◆ Given instruction: Answer with a single number: the count of lines that include the string "document".

◆ Data supplied:
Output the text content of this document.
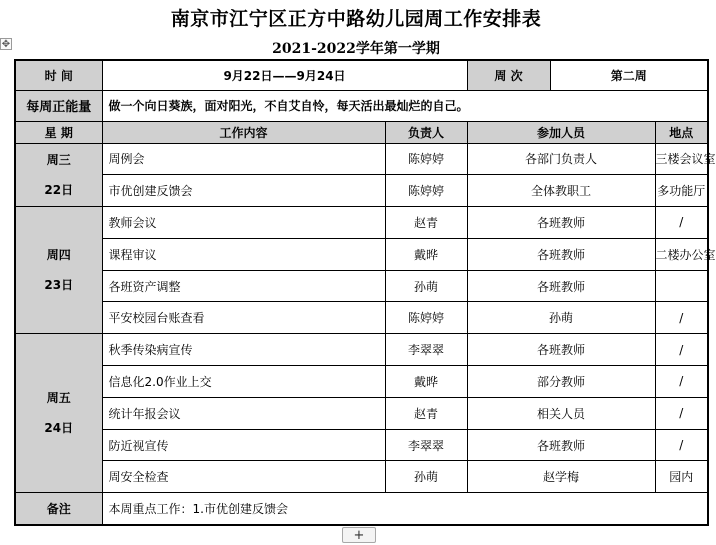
南京市江宁区正方中路幼儿园周工作安排表
✥	2021-2022学年第一学期
时 间	9月22日——9月24日		周 次	第二周	
每周正能量	做一个向日葵族，面对阳光，不自艾自怜，每天活出最灿烂的自己。				
星 期	工作内容	负责人	参加人员		地点

周三
22日	周例会	陈婷婷	各部门负责人		三楼会议室
	市优创建反馈会	陈婷婷	全体教职工		多功能厅

周四
23日	教师会议	赵青	各班教师		/
	课程审议	戴晔	各班教师		二楼办公室
	各班资产调整	孙萌	各班教师		
	平安校园台账查看	陈婷婷	孙萌		/

周五
24日	秋季传染病宣传	李翠翠	各班教师		/
	信息化2.0作业上交	戴晔	部分教师		/
	统计年报会议	赵青	相关人员		/
	防近视宣传	李翠翠	各班教师		/
	周安全检查	孙萌	赵学梅		园内
备注	本周重点工作：1.市优创建反馈会				
+
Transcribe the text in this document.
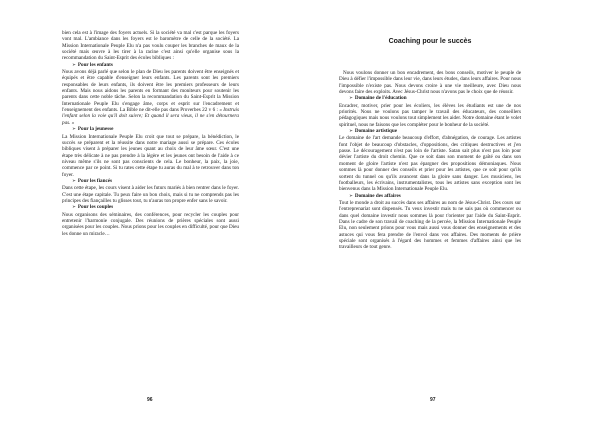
bien cela est à l'image des foyers actuels. Si la société va mal c'est parque les foyers vont mal. L'ambiance dans les foyers est le baromètre de celle de la société. La Mission Internationale Peuple Elu n'a pas voulu couper les branches de maux de la société mais œuvre à les tirer à la racine c'est ainsi qu'elle organise sous la recommandation du Saint-Esprit des écoles bibliques :

➢ Pour les enfants

Nous avons déjà parlé que selon le plan de Dieu les parents doivent être enseignés et équipés et être capable d'enseigner leurs enfants. Les parents sont les premiers responsables de leurs enfants, ils doivent être les premiers professeurs de leurs enfants. Mais nous aidons les parents en formant des moniteurs pour soutenir les parents dans cette noble tâche. Selon la recommandation du Saint-Esprit la Mission Internationale Peuple Elu s'engage âme, corps et esprit sur l'encadrement et l'enseignement des enfants. La Bible ne dit-elle pas dans Proverbes 22 v 6 : « Instruis l'enfant selon la voie qu'il doit suivre; Et quand il sera vieux, il ne s'en détournera pas. »

➢ Pour la jeunesse

La Mission Internationale Peuple Elu croit que tout se prépare, la bénédiction, le succès se préparent et la réussite dans notre mariage aussi se prépare. Ces écoles bibliques visent à préparer les jeunes quant au choix de leur âme sœur. C'est une étape très délicate à ne pas prendre à la légère et les jeunes ont besoin de l'aide à ce niveau même s'ils ne sont pas conscients de cela. Le bonheur, la paix, la joie, commence par ce point. Si tu rates cette étape tu auras du mal à te retrouver dans ton foyer.

➢ Pour les fiancés

Dans cette étape, les cours visent à aider les futurs mariés à bien rentrer dans le foyer. C'est une étape capitale. Tu peux faire un bon choix, mais si tu ne comprends pas les principes des fiançailles tu glisses tout, tu n'auras ton propre enfer sans le savoir.

➢ Pour les couples

Nous organisons des séminaires, des conférences, pour recycler les couples pour entretenir l'harmonie conjugale. Des réunions de prières spéciales sont aussi organisées pour les couples. Nous prions pour les couples en difficulté, pour que Dieu les donne un miracle…

96
Coaching pour le succès

Nous voulons donner un bon encadrement, des bons conseils, motiver le peuple de Dieu à défier l'impossible dans leur vie, dans leurs études, dans leurs affaires. Pour nous l'impossible n'existe pas. Nous devons croire à une vie meilleure, avec Dieu nous devons faire des exploits. Avec Jésus-Christ nous n'avons pas le choix que de réussir.

➢ Domaine de l'éducation

Encadrer, motiver, prier pour les écoliers, les élèves les étudiants est une de nos priorités. Nous ne voulons pas tamper le travail des éducateurs, des conseillers pédagogiques mais nous voulons tout simplement les aider. Notre domaine étant le volet spirituel, nous ne faisons que les compléter pour le bonheur de la société.

➢ Domaine artistique

Le domaine de l'art demande beaucoup d'effort, d'abnégation, de courage. Les artistes font l'objet de beaucoup d'obstacles, d'oppositions, des critiques destructives et j'en passe. Le découragement n'est pas loin de l'artiste. Satan sait plus n'est pas loin pour dévier l'artiste du droit chemin. Que ce soit dans son moment de gaîté ou dans son moment de gloire l'artiste n'est pas épargner des propositions démoniaques. Nous sommes là pour donner des conseils et prier pour les artistes, que ce soit pour qu'ils sortent du tunnel ou qu'ils avancent dans la gloire sans danger. Les musiciens, les footballeurs, les écrivains, instrumentalistes, tous les artistes sans exception sont les bienvenus dans la Mission Internationale Peuple Elu.

➢ Domaine des affaires

Tout le monde a droit au succès dans ses affaires au nom de Jésus-Christ. Des cours sur l'entreprenariat sont dispensés. Tu veux investir mais tu ne sais pas où commencer ou dans quel domaine investir nous sommes là pour t'orienter par l'aide du Saint-Esprit. Dans le cadre de son travail de coaching de la percée, la Mission Internationale Peuple Elu, non seulement prions pour vous mais aussi vous donner des enseignements et des astuces qui vous fera prendre de l'envol dans vos affaires. Des moments de prière spéciale sont organisés à l'égard des hommes et femmes d'affaires ainsi que les travailleurs de tout genre.

97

◆ Solved exercise: 2